Narrow the data below down to the lines containing "right".

Extracted material.
-- begin --

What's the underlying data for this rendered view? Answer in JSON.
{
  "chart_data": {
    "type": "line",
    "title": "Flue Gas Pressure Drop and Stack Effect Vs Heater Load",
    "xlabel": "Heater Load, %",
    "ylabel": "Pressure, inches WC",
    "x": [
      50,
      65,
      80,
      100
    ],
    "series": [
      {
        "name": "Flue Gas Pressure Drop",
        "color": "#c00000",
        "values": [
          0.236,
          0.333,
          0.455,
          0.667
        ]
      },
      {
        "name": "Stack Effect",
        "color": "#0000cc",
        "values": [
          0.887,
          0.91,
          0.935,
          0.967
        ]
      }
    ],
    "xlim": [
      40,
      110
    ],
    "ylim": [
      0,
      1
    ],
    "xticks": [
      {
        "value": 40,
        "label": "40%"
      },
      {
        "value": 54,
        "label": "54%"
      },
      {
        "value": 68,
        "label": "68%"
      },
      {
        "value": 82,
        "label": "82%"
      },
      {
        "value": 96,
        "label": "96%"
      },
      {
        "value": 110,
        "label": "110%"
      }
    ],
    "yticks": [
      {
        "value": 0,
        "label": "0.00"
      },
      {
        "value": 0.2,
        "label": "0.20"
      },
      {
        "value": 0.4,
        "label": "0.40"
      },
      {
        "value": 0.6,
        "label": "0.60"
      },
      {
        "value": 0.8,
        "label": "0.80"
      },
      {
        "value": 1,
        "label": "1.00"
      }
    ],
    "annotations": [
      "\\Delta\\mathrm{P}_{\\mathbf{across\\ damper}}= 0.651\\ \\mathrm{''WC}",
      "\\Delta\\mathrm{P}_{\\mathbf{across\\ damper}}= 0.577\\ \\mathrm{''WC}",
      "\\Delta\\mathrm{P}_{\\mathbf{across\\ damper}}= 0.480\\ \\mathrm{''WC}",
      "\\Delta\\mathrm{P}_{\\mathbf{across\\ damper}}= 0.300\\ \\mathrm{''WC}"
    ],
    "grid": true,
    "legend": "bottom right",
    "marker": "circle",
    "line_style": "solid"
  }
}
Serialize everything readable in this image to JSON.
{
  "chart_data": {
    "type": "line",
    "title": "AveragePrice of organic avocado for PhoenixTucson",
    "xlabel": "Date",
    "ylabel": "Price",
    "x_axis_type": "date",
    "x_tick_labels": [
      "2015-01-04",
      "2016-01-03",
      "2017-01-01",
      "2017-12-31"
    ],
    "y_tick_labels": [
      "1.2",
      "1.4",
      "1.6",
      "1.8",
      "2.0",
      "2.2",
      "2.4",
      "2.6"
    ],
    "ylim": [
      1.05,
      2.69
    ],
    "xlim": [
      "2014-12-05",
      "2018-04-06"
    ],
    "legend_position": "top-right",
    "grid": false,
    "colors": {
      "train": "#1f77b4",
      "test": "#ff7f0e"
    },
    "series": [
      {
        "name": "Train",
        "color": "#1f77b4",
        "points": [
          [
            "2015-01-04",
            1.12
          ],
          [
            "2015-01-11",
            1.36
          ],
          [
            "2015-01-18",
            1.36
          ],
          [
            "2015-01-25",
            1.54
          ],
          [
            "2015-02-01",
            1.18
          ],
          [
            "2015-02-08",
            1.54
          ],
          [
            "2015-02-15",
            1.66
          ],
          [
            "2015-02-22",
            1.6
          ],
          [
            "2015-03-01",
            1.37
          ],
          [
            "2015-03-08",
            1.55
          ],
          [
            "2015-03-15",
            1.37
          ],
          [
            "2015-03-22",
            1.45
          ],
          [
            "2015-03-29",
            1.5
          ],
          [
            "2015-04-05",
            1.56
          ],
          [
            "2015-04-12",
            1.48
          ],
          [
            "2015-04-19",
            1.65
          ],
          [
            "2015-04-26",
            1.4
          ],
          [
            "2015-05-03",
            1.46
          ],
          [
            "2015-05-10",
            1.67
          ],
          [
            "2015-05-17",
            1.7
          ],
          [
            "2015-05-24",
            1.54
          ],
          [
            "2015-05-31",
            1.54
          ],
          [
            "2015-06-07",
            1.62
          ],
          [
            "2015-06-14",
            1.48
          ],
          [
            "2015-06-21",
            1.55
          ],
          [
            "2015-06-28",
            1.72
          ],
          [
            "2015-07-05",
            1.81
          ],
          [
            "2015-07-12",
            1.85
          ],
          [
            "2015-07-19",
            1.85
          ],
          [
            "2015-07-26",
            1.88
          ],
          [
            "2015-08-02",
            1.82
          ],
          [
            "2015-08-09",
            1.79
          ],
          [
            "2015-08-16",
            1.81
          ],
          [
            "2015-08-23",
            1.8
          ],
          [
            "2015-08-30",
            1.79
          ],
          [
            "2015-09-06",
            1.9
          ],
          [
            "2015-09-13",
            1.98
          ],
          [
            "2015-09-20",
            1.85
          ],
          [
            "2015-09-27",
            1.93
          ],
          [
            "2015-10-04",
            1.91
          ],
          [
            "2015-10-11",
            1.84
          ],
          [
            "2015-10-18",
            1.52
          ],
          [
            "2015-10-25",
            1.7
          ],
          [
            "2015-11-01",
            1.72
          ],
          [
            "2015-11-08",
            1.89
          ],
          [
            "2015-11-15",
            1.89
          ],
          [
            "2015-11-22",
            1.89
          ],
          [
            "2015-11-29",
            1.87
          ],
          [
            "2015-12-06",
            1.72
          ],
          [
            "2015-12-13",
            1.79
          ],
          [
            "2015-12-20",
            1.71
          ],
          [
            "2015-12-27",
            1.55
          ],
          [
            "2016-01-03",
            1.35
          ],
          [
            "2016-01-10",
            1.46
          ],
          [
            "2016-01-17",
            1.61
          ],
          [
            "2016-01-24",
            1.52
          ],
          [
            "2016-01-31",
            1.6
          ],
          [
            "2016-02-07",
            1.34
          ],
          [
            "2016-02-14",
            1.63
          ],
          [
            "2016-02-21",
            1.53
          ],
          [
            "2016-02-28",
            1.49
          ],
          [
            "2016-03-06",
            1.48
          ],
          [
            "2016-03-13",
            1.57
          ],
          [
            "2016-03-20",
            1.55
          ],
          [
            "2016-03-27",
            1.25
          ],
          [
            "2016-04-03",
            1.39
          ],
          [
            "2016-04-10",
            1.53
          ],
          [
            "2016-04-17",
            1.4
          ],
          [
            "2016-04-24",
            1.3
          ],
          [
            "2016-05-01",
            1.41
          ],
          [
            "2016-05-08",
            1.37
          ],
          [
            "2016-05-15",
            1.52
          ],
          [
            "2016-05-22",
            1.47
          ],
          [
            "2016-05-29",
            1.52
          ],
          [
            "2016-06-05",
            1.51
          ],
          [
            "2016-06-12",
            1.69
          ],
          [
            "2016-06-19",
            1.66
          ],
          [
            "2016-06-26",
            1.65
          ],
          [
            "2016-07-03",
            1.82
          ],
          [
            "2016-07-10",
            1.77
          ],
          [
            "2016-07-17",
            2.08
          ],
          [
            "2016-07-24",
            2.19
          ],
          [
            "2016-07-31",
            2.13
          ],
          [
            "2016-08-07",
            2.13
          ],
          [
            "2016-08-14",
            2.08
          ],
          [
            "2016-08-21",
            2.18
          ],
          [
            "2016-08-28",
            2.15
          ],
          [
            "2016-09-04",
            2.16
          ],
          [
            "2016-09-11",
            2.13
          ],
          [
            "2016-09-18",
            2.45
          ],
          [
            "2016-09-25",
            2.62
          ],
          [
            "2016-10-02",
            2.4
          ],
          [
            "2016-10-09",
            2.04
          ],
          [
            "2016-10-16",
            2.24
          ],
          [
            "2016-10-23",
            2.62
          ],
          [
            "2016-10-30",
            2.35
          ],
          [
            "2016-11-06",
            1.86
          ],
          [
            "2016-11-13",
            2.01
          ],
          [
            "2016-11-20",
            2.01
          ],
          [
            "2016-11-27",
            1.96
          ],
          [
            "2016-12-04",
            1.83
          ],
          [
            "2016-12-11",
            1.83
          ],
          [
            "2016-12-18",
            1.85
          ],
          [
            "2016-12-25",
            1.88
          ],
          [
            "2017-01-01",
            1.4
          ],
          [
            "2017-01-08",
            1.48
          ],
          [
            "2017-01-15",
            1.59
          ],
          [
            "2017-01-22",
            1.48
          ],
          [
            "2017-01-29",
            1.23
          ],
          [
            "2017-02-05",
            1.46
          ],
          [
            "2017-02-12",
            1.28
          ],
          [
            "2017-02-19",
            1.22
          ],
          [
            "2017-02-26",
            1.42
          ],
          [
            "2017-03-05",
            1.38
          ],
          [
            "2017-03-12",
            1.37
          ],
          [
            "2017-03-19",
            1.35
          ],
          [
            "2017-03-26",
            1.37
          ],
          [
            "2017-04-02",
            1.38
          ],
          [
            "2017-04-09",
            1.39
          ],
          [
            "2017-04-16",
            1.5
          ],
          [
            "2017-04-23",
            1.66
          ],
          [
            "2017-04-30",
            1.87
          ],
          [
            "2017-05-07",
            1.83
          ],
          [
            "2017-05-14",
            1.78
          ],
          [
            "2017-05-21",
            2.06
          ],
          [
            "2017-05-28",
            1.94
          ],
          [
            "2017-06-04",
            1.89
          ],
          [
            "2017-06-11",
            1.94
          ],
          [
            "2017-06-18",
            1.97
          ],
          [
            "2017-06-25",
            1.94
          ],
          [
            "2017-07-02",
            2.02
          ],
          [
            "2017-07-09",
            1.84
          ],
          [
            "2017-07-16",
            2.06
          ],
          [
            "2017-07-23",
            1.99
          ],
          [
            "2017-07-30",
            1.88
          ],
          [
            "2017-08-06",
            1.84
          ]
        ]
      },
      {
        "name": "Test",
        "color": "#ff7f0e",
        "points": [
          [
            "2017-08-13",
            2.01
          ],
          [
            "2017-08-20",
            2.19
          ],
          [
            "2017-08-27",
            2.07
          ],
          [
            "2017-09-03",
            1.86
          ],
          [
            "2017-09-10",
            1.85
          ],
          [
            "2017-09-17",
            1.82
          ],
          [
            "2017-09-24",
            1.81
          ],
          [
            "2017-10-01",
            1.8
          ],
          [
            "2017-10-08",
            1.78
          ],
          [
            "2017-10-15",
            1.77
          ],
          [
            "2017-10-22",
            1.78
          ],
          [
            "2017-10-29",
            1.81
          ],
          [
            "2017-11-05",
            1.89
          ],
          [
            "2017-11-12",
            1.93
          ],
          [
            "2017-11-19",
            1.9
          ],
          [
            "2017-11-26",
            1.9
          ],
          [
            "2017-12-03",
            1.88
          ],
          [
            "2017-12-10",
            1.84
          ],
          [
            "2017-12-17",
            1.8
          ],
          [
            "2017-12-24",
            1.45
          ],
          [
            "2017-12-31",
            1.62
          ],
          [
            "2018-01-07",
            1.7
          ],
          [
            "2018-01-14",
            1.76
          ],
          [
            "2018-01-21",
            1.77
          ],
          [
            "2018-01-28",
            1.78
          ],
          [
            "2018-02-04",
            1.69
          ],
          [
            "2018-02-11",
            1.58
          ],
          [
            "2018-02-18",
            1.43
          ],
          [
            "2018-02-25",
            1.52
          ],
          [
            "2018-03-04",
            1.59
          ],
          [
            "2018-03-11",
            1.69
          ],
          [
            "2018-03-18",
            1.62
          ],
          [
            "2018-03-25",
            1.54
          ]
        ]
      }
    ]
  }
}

-- end --

Result for this exercise.
    "legend": "bottom right",
    "legend_position": "top-right",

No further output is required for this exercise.